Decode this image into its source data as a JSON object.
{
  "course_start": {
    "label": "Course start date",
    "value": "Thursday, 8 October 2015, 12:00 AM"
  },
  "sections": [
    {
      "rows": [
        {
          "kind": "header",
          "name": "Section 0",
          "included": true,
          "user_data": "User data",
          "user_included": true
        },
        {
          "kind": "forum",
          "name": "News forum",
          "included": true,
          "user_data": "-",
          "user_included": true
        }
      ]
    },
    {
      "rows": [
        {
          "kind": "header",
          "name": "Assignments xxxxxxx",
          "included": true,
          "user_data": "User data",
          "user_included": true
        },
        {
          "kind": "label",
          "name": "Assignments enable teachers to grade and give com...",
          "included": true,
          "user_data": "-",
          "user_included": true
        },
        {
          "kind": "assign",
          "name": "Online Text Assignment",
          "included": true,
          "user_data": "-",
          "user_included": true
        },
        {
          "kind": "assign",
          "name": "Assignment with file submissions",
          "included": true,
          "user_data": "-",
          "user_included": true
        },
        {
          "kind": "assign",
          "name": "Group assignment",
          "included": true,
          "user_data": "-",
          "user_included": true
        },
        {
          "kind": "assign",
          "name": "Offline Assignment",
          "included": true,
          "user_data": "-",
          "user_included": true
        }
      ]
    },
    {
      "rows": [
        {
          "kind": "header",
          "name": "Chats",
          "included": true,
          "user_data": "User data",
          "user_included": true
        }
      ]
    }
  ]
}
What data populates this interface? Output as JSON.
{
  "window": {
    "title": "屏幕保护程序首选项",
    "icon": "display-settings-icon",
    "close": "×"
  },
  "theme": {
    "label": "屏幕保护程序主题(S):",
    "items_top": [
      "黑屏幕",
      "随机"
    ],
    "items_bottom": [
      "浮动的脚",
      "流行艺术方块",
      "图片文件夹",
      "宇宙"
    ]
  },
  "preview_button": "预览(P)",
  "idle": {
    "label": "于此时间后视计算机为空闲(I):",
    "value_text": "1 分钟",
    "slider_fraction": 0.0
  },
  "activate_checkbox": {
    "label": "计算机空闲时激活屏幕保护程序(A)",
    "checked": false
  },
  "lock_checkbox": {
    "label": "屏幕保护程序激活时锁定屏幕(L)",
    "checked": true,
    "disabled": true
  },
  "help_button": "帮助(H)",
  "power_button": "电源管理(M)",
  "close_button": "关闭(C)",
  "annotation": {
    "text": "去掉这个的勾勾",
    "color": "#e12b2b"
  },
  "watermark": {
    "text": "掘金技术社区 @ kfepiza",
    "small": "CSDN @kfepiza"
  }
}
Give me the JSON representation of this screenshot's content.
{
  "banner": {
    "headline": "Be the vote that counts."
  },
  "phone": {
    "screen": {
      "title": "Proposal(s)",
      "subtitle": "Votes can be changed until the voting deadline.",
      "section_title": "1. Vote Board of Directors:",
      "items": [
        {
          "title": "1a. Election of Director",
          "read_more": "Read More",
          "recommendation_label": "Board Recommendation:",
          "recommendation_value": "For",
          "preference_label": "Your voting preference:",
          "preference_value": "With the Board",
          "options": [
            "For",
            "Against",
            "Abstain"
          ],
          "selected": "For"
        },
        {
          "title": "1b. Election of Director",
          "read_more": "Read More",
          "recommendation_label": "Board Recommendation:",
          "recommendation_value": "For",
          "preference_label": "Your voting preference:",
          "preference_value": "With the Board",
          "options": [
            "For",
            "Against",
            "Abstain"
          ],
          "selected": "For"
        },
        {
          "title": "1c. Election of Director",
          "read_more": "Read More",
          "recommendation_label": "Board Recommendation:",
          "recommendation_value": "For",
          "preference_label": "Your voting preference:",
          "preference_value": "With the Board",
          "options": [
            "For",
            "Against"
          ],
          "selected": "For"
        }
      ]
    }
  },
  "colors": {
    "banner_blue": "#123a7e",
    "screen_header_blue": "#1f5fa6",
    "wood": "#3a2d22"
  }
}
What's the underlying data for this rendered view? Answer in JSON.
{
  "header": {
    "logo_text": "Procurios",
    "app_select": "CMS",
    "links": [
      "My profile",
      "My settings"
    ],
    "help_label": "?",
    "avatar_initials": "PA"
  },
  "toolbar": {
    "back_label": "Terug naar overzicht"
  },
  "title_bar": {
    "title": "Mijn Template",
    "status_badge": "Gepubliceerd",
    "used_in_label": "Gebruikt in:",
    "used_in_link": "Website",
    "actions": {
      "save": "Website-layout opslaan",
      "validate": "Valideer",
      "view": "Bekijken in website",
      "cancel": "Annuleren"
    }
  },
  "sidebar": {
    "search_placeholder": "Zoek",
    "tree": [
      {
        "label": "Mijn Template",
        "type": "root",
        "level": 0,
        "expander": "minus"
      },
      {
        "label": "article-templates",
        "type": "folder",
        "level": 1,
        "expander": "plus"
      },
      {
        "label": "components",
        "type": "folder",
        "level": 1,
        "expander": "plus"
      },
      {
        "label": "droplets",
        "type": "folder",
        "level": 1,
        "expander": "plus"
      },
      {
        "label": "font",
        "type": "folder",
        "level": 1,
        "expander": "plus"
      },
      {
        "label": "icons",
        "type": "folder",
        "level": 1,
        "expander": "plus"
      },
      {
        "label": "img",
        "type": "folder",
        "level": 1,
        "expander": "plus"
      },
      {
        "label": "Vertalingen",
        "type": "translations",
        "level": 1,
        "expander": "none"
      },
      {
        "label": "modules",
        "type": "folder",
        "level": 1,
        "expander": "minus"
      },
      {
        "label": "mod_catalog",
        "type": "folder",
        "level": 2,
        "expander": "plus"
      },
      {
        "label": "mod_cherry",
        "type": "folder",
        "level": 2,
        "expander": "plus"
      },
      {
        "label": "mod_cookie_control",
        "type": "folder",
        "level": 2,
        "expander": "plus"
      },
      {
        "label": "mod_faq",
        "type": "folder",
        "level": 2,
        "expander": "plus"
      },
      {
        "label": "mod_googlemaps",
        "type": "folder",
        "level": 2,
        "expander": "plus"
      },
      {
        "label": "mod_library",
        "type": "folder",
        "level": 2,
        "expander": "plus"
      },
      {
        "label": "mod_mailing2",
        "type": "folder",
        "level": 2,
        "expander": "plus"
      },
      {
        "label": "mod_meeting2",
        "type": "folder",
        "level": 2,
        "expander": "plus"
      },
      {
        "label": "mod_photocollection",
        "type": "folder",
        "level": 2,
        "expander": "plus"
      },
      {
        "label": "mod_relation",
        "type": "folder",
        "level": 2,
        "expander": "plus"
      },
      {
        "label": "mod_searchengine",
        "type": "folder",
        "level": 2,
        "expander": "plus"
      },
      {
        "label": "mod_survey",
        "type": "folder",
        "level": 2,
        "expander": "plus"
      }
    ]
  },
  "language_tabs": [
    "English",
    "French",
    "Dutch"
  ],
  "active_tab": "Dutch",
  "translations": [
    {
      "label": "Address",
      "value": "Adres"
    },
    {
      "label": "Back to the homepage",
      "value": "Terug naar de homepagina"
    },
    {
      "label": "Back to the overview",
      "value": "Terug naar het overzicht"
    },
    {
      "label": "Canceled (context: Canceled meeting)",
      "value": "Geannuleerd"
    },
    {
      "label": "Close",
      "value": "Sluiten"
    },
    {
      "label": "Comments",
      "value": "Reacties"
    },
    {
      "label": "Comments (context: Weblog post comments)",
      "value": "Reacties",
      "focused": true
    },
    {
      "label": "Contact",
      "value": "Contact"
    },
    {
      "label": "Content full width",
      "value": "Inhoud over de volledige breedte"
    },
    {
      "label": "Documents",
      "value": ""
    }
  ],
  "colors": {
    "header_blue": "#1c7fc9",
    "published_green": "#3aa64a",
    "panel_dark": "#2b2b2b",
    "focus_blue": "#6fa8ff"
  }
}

-*-

EXERCISE PROMPT:
In the records above, locate every line with the string "context" and copy it.

TASK SOLUTION:
      "label": "Canceled (context: Canceled meeting)",
      "label": "Comments (context: Weblog post comments)",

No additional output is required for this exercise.